> **QUÉ SE PIDE**
Transcribe todos los datos de abajo sin cambiar nada, línea por línea.

> **DATOS FACILITADOS**

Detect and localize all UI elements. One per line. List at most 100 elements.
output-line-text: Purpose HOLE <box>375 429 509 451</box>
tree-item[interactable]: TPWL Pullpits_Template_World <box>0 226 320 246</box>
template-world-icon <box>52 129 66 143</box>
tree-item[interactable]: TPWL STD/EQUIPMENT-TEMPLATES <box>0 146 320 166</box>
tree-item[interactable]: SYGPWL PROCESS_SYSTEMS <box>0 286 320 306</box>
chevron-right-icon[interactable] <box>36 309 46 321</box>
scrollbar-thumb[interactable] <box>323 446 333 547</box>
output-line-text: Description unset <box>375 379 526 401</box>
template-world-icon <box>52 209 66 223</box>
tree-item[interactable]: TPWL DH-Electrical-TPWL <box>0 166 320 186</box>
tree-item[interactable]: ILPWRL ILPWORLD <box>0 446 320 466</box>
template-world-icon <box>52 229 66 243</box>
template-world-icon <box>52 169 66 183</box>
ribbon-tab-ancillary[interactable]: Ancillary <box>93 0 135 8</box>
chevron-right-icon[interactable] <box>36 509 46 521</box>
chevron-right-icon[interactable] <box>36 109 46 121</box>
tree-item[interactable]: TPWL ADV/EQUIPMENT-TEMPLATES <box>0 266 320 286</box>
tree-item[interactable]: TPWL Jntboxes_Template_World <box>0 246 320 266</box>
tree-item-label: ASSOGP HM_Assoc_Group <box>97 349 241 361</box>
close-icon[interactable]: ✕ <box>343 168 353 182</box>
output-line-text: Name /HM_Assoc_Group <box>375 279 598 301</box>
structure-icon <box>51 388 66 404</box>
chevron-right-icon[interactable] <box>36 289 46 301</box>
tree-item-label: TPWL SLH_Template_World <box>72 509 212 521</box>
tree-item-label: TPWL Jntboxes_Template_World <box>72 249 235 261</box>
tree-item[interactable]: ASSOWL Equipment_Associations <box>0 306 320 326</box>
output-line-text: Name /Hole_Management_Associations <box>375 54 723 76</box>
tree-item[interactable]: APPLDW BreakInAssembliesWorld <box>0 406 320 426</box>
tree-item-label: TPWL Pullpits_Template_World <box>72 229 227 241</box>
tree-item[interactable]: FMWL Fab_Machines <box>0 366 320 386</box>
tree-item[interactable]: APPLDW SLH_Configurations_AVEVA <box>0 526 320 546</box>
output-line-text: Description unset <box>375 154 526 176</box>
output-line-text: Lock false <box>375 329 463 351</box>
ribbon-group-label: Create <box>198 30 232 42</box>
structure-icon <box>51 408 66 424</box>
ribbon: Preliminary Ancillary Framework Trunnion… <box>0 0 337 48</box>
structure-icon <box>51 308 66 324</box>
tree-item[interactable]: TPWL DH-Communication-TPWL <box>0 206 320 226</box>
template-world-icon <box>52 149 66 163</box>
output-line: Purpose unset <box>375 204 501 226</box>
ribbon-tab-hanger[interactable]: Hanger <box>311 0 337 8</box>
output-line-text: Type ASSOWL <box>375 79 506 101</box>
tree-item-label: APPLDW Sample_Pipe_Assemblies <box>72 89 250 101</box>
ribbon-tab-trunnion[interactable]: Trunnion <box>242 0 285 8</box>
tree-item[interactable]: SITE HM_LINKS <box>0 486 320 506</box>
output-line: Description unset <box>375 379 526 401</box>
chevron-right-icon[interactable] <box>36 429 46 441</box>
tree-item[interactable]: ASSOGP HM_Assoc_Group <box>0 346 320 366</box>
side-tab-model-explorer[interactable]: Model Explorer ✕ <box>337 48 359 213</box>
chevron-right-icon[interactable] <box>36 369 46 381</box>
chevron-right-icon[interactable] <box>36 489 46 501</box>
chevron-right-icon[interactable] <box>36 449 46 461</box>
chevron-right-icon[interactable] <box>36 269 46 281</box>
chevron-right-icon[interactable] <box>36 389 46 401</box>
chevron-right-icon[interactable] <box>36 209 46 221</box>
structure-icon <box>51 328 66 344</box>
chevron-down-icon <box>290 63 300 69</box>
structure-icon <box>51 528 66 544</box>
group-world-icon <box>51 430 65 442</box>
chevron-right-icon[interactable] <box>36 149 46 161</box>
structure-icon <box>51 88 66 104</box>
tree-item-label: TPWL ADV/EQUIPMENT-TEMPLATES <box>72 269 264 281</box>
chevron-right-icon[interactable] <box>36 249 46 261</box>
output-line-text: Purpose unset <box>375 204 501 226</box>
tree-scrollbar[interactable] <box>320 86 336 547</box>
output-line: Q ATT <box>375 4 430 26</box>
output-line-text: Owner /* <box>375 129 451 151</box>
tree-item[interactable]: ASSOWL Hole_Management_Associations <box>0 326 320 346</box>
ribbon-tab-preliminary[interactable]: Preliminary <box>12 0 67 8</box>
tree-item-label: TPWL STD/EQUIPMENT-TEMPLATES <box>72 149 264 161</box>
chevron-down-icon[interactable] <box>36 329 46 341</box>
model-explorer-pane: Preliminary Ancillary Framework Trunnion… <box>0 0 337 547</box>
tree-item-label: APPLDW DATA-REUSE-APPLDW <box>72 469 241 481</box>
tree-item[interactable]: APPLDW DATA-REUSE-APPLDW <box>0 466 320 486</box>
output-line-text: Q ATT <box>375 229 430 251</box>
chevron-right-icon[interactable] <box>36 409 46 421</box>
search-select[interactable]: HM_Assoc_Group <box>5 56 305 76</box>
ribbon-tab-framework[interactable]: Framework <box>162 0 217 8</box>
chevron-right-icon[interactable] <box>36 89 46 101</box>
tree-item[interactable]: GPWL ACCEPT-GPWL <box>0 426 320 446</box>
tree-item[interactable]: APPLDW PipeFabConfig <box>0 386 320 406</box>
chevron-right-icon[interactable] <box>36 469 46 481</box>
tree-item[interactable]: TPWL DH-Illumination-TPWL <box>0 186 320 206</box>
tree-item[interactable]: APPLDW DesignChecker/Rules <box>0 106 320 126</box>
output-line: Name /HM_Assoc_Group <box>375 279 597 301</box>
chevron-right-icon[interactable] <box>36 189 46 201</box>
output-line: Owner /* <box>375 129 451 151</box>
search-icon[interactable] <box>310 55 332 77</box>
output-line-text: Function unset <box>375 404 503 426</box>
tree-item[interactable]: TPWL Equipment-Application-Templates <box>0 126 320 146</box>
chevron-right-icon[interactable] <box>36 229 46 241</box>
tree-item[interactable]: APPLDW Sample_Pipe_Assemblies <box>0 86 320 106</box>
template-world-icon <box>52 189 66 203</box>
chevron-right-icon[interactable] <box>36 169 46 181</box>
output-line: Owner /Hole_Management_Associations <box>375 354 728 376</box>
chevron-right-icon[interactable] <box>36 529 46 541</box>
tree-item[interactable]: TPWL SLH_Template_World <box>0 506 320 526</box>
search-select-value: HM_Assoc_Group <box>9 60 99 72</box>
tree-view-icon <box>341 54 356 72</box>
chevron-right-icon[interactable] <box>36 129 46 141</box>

> **SOLUCIÓN**
Detect and localize all UI elements. One per line. List at most 100 elements.
output-line-text: Purpose HOLE <box>375 429 509 451</box>
tree-item[interactable]: TPWL Pullpits_Template_World <box>0 226 320 246</box>
template-world-icon <box>52 129 66 143</box>
tree-item[interactable]: TPWL STD/EQUIPMENT-TEMPLATES <box>0 146 320 166</box>
tree-item[interactable]: SYGPWL PROCESS_SYSTEMS <box>0 286 320 306</box>
chevron-right-icon[interactable] <box>36 309 46 321</box>
scrollbar-thumb[interactable] <box>323 446 333 547</box>
output-line-text: Description unset <box>375 379 526 401</box>
template-world-icon <box>52 209 66 223</box>
tree-item[interactable]: TPWL DH-Electrical-TPWL <box>0 166 320 186</box>
tree-item[interactable]: ILPWRL ILPWORLD <box>0 446 320 466</box>
template-world-icon <box>52 229 66 243</box>
template-world-icon <box>52 169 66 183</box>
ribbon-tab-ancillary[interactable]: Ancillary <box>93 0 135 8</box>
chevron-right-icon[interactable] <box>36 509 46 521</box>
chevron-right-icon[interactable] <box>36 109 46 121</box>
tree-item[interactable]: TPWL ADV/EQUIPMENT-TEMPLATES <box>0 266 320 286</box>
tree-item[interactable]: TPWL Jntboxes_Template_World <box>0 246 320 266</box>
tree-item-label: ASSOGP HM_Assoc_Group <box>97 349 241 361</box>
close-icon[interactable]: ✕ <box>343 168 353 182</box>
output-line-text: Name /HM_Assoc_Group <box>375 279 598 301</box>
structure-icon <box>51 388 66 404</box>
chevron-right-icon[interactable] <box>36 289 46 301</box>
tree-item-label: TPWL SLH_Template_World <box>72 509 212 521</box>
tree-item-label: TPWL Jntboxes_Template_World <box>72 249 235 261</box>
tree-item[interactable]: ASSOWL Equipment_Associations <box>0 306 320 326</box>
output-line-text: Name /Hole_Management_Associations <box>375 54 723 76</box>
tree-item[interactable]: APPLDW BreakInAssembliesWorld <box>0 406 320 426</box>
tree-item-label: TPWL Pullpits_Template_World <box>72 229 227 241</box>
tree-item[interactable]: FMWL Fab_Machines <box>0 366 320 386</box>
tree-item[interactable]: APPLDW SLH_Configurations_AVEVA <box>0 526 320 546</box>
output-line-text: Description unset <box>375 154 526 176</box>
output-line-text: Lock false <box>375 329 463 351</box>
ribbon-group-label: Create <box>198 30 232 42</box>
structure-icon <box>51 408 66 424</box>
ribbon: Preliminary Ancillary Framework Trunnion… <box>0 0 337 48</box>
structure-icon <box>51 308 66 324</box>
tree-item[interactable]: TPWL DH-Communication-TPWL <box>0 206 320 226</box>
template-world-icon <box>52 149 66 163</box>
output-line: Purpose unset <box>375 204 501 226</box>
ribbon-tab-hanger[interactable]: Hanger <box>311 0 337 8</box>
output-line-text: Type ASSOWL <box>375 79 506 101</box>
tree-item-label: APPLDW Sample_Pipe_Assemblies <box>72 89 250 101</box>
ribbon-tab-trunnion[interactable]: Trunnion <box>242 0 285 8</box>
tree-item[interactable]: SITE HM_LINKS <box>0 486 320 506</box>
output-line: Description unset <box>375 379 526 401</box>
chevron-right-icon[interactable] <box>36 429 46 441</box>
tree-item[interactable]: ASSOGP HM_Assoc_Group <box>0 346 320 366</box>
side-tab-model-explorer[interactable]: Model Explorer ✕ <box>337 48 359 213</box>
chevron-right-icon[interactable] <box>36 369 46 381</box>
chevron-right-icon[interactable] <box>36 489 46 501</box>
chevron-right-icon[interactable] <box>36 449 46 461</box>
chevron-right-icon[interactable] <box>36 269 46 281</box>
chevron-right-icon[interactable] <box>36 389 46 401</box>
chevron-right-icon[interactable] <box>36 209 46 221</box>
structure-icon <box>51 328 66 344</box>
chevron-down-icon <box>290 63 300 69</box>
structure-icon <box>51 528 66 544</box>
group-world-icon <box>51 430 65 442</box>
chevron-right-icon[interactable] <box>36 149 46 161</box>
structure-icon <box>51 88 66 104</box>
tree-item-label: TPWL ADV/EQUIPMENT-TEMPLATES <box>72 269 264 281</box>
chevron-right-icon[interactable] <box>36 249 46 261</box>
output-line-text: Purpose unset <box>375 204 501 226</box>
tree-scrollbar[interactable] <box>320 86 336 547</box>
output-line: Q ATT <box>375 4 430 26</box>
output-line-text: Owner /* <box>375 129 451 151</box>
tree-item[interactable]: ASSOWL Hole_Management_Associations <box>0 326 320 346</box>
ribbon-tab-preliminary[interactable]: Preliminary <box>12 0 67 8</box>
tree-item-label: TPWL STD/EQUIPMENT-TEMPLATES <box>72 149 264 161</box>
chevron-down-icon[interactable] <box>36 329 46 341</box>
model-explorer-pane: Preliminary Ancillary Framework Trunnion… <box>0 0 337 547</box>
tree-item-label: APPLDW DATA-REUSE-APPLDW <box>72 469 241 481</box>
tree-item[interactable]: APPLDW DATA-REUSE-APPLDW <box>0 466 320 486</box>
output-line-text: Q ATT <box>375 229 430 251</box>
chevron-right-icon[interactable] <box>36 409 46 421</box>
search-select[interactable]: HM_Assoc_Group <box>5 56 305 76</box>
ribbon-tab-framework[interactable]: Framework <box>162 0 217 8</box>
chevron-right-icon[interactable] <box>36 89 46 101</box>
tree-item[interactable]: GPWL ACCEPT-GPWL <box>0 426 320 446</box>
tree-item[interactable]: APPLDW PipeFabConfig <box>0 386 320 406</box>
chevron-right-icon[interactable] <box>36 469 46 481</box>
tree-item[interactable]: TPWL DH-Illumination-TPWL <box>0 186 320 206</box>
tree-item[interactable]: APPLDW DesignChecker/Rules <box>0 106 320 126</box>
output-line: Name /HM_Assoc_Group <box>375 279 597 301</box>
chevron-right-icon[interactable] <box>36 189 46 201</box>
output-line: Owner /* <box>375 129 451 151</box>
search-icon[interactable] <box>310 55 332 77</box>
output-line-text: Function unset <box>375 404 503 426</box>
tree-item[interactable]: TPWL Equipment-Application-Templates <box>0 126 320 146</box>
chevron-right-icon[interactable] <box>36 229 46 241</box>
tree-item[interactable]: APPLDW Sample_Pipe_Assemblies <box>0 86 320 106</box>
template-world-icon <box>52 189 66 203</box>
chevron-right-icon[interactable] <box>36 169 46 181</box>
output-line: Owner /Hole_Management_Associations <box>375 354 728 376</box>
chevron-right-icon[interactable] <box>36 529 46 541</box>
tree-item[interactable]: TPWL SLH_Template_World <box>0 506 320 526</box>
search-select-value: HM_Assoc_Group <box>9 60 99 72</box>
tree-view-icon <box>341 54 356 72</box>
chevron-right-icon[interactable] <box>36 129 46 141</box>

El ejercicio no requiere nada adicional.